* Your instructions
Reproduce every one of the records below verbatim, keeping each line in its original order and without altering any character.

* Listed entries
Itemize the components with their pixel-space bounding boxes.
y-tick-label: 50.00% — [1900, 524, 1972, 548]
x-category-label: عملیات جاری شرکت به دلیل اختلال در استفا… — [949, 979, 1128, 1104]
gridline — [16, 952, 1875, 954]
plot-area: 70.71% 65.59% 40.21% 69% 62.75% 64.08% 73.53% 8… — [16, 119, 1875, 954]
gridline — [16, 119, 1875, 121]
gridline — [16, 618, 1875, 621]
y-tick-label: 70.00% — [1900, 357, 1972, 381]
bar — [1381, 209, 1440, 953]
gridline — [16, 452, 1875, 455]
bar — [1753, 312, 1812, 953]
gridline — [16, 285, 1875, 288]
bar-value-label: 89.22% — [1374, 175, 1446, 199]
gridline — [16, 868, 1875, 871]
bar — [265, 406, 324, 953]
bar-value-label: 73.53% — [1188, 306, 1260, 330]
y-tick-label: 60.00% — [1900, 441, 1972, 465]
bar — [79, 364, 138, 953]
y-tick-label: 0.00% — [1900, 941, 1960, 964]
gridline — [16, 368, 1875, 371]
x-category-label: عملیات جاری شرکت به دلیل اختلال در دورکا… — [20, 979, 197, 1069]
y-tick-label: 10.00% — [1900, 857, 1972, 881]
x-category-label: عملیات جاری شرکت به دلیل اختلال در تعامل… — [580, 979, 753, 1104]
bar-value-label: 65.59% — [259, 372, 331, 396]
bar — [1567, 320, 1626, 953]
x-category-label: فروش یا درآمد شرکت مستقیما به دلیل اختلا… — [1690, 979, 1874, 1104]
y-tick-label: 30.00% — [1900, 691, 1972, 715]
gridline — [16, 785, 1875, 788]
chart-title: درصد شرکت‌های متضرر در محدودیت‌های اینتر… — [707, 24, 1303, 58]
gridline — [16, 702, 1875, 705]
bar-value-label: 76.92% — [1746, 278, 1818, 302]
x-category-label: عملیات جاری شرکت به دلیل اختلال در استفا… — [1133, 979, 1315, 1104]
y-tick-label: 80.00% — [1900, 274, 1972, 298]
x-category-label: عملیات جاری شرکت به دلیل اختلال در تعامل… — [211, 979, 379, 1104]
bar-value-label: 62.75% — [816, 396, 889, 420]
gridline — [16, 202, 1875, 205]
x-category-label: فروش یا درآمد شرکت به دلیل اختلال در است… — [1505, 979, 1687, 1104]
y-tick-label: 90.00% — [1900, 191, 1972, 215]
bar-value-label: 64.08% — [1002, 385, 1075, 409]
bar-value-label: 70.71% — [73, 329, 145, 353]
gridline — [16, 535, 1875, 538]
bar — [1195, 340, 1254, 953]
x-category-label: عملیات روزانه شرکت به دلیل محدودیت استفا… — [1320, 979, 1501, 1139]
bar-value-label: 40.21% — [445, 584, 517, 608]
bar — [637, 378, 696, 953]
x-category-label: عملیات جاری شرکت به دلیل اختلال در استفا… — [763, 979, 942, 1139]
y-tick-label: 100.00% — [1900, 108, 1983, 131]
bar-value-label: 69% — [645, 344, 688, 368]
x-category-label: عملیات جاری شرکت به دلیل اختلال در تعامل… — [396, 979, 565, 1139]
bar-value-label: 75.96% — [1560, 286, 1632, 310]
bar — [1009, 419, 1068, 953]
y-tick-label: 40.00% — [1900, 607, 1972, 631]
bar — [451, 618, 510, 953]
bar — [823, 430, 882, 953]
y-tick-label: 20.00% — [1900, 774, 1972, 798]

* Reply to the exercise
Itemize the components with their pixel-space bounding boxes.
y-tick-label: 50.00% — [1900, 524, 1972, 548]
x-category-label: عملیات جاری شرکت به دلیل اختلال در استفا… — [949, 979, 1128, 1104]
gridline — [16, 952, 1875, 954]
plot-area: 70.71% 65.59% 40.21% 69% 62.75% 64.08% 73.53% 8… — [16, 119, 1875, 954]
gridline — [16, 119, 1875, 121]
gridline — [16, 618, 1875, 621]
y-tick-label: 70.00% — [1900, 357, 1972, 381]
bar — [1381, 209, 1440, 953]
gridline — [16, 452, 1875, 455]
bar — [1753, 312, 1812, 953]
gridline — [16, 285, 1875, 288]
bar-value-label: 89.22% — [1374, 175, 1446, 199]
gridline — [16, 868, 1875, 871]
bar — [265, 406, 324, 953]
bar-value-label: 73.53% — [1188, 306, 1260, 330]
y-tick-label: 60.00% — [1900, 441, 1972, 465]
bar — [79, 364, 138, 953]
y-tick-label: 0.00% — [1900, 941, 1960, 964]
gridline — [16, 368, 1875, 371]
x-category-label: عملیات جاری شرکت به دلیل اختلال در دورکا… — [20, 979, 197, 1069]
y-tick-label: 10.00% — [1900, 857, 1972, 881]
x-category-label: عملیات جاری شرکت به دلیل اختلال در تعامل… — [580, 979, 753, 1104]
bar-value-label: 65.59% — [259, 372, 331, 396]
bar — [1567, 320, 1626, 953]
x-category-label: فروش یا درآمد شرکت مستقیما به دلیل اختلا… — [1690, 979, 1874, 1104]
y-tick-label: 30.00% — [1900, 691, 1972, 715]
gridline — [16, 785, 1875, 788]
chart-title: درصد شرکت‌های متضرر در محدودیت‌های اینتر… — [707, 24, 1303, 58]
gridline — [16, 702, 1875, 705]
bar-value-label: 76.92% — [1746, 278, 1818, 302]
x-category-label: عملیات جاری شرکت به دلیل اختلال در استفا… — [1133, 979, 1315, 1104]
y-tick-label: 80.00% — [1900, 274, 1972, 298]
x-category-label: عملیات جاری شرکت به دلیل اختلال در تعامل… — [211, 979, 379, 1104]
bar-value-label: 62.75% — [816, 396, 889, 420]
gridline — [16, 202, 1875, 205]
x-category-label: فروش یا درآمد شرکت به دلیل اختلال در است… — [1505, 979, 1687, 1104]
y-tick-label: 90.00% — [1900, 191, 1972, 215]
bar-value-label: 64.08% — [1002, 385, 1075, 409]
bar-value-label: 70.71% — [73, 329, 145, 353]
gridline — [16, 535, 1875, 538]
bar — [1195, 340, 1254, 953]
x-category-label: عملیات روزانه شرکت به دلیل محدودیت استفا… — [1320, 979, 1501, 1139]
bar-value-label: 40.21% — [445, 584, 517, 608]
bar — [637, 378, 696, 953]
x-category-label: عملیات جاری شرکت به دلیل اختلال در استفا… — [763, 979, 942, 1139]
y-tick-label: 100.00% — [1900, 108, 1983, 131]
bar-value-label: 69% — [645, 344, 688, 368]
x-category-label: عملیات جاری شرکت به دلیل اختلال در تعامل… — [396, 979, 565, 1139]
bar-value-label: 75.96% — [1560, 286, 1632, 310]
bar — [1009, 419, 1068, 953]
y-tick-label: 40.00% — [1900, 607, 1972, 631]
bar — [451, 618, 510, 953]
bar — [823, 430, 882, 953]
y-tick-label: 20.00% — [1900, 774, 1972, 798]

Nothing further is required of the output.